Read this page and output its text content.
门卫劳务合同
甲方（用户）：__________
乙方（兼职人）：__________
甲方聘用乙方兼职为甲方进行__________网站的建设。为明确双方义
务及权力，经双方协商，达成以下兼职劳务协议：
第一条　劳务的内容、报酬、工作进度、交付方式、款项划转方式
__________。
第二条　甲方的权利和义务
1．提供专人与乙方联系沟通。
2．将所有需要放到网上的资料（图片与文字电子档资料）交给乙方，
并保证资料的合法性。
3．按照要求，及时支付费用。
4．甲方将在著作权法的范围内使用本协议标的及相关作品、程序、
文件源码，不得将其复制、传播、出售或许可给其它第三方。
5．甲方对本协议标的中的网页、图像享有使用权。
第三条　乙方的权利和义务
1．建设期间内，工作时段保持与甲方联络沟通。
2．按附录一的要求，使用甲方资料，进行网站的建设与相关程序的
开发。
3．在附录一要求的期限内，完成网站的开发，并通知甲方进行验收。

************

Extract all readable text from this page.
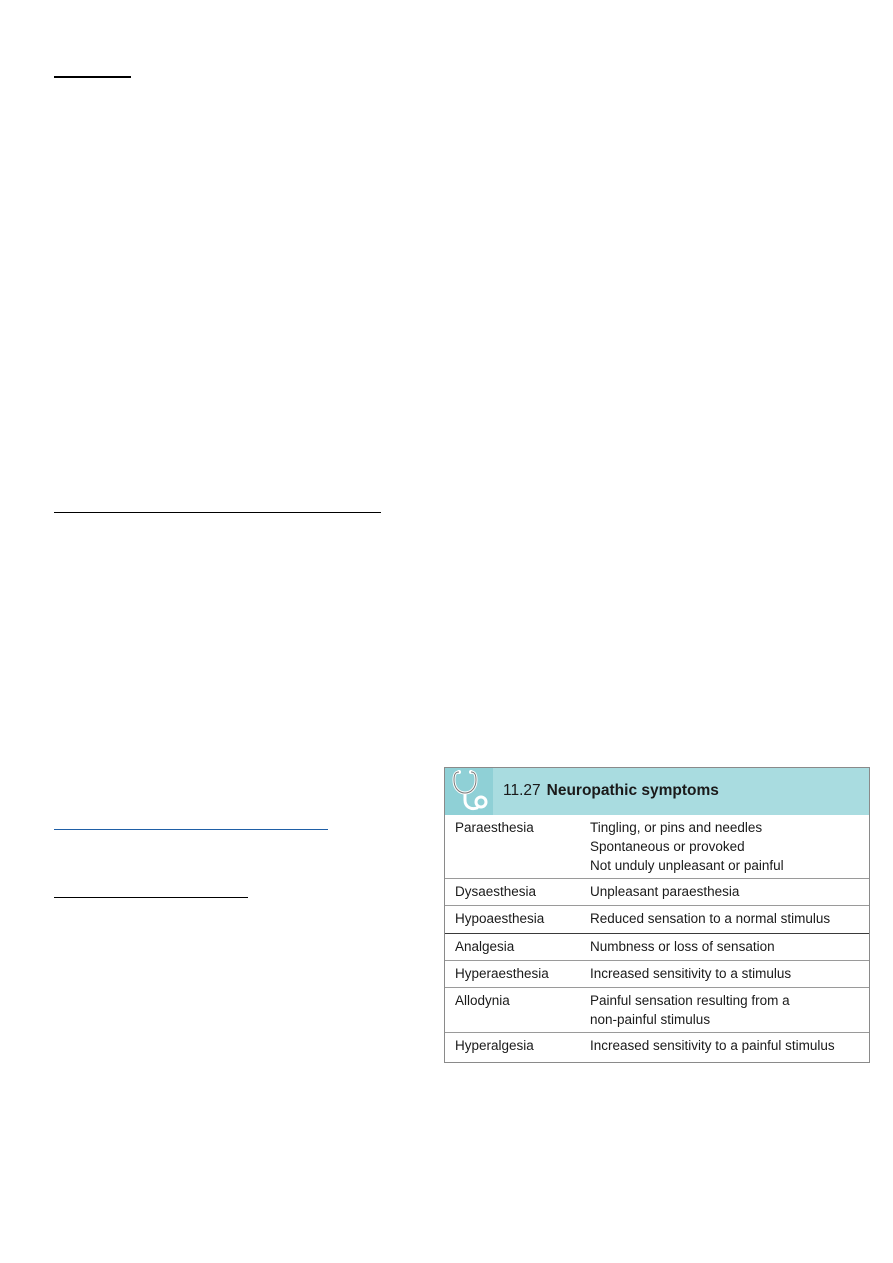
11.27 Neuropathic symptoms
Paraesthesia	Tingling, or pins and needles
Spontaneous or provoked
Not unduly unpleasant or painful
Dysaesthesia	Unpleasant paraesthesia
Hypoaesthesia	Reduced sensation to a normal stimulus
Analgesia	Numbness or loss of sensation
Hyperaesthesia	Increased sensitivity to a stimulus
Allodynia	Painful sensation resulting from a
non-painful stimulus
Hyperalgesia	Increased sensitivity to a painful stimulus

************

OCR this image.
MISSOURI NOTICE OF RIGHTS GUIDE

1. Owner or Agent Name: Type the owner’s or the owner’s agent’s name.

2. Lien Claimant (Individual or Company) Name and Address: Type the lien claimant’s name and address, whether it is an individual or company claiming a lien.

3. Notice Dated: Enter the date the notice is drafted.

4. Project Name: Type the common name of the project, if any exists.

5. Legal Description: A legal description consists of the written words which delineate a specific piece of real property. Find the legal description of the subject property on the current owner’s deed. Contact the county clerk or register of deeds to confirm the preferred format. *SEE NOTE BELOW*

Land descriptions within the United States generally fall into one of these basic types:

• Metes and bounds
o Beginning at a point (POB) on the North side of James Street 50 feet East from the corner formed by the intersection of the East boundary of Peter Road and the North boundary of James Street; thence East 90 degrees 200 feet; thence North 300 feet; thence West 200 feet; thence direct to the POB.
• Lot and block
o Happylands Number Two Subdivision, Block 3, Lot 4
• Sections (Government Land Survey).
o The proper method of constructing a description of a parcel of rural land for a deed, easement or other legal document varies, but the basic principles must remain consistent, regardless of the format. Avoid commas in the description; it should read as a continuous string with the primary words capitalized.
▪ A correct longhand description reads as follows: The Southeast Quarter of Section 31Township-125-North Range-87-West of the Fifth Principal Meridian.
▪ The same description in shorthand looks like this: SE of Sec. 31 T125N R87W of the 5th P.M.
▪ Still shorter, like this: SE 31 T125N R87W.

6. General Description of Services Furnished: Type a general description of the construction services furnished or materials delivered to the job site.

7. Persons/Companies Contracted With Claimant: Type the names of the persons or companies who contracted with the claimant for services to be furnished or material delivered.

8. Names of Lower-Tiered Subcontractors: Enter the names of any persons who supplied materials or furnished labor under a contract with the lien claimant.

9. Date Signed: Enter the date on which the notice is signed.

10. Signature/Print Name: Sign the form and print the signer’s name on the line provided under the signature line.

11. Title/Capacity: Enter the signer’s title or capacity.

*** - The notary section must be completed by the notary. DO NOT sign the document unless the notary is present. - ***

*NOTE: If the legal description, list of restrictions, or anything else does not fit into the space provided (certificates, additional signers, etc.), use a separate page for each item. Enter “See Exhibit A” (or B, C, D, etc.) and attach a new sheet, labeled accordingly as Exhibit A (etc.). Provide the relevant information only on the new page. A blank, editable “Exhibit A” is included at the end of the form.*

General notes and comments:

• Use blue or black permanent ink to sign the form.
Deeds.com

************

Go through the records and copy each line with "owner" in it.

1. Owner or Agent Name: Type the owner’s or the owner’s agent’s name.
5. Legal Description: A legal description consists of the written words which delineate a specific piece of real property. Find the legal description of the subject property on the current owner’s deed. Contact the county clerk or register of deeds to confirm the preferred format. *SEE NOTE BELOW*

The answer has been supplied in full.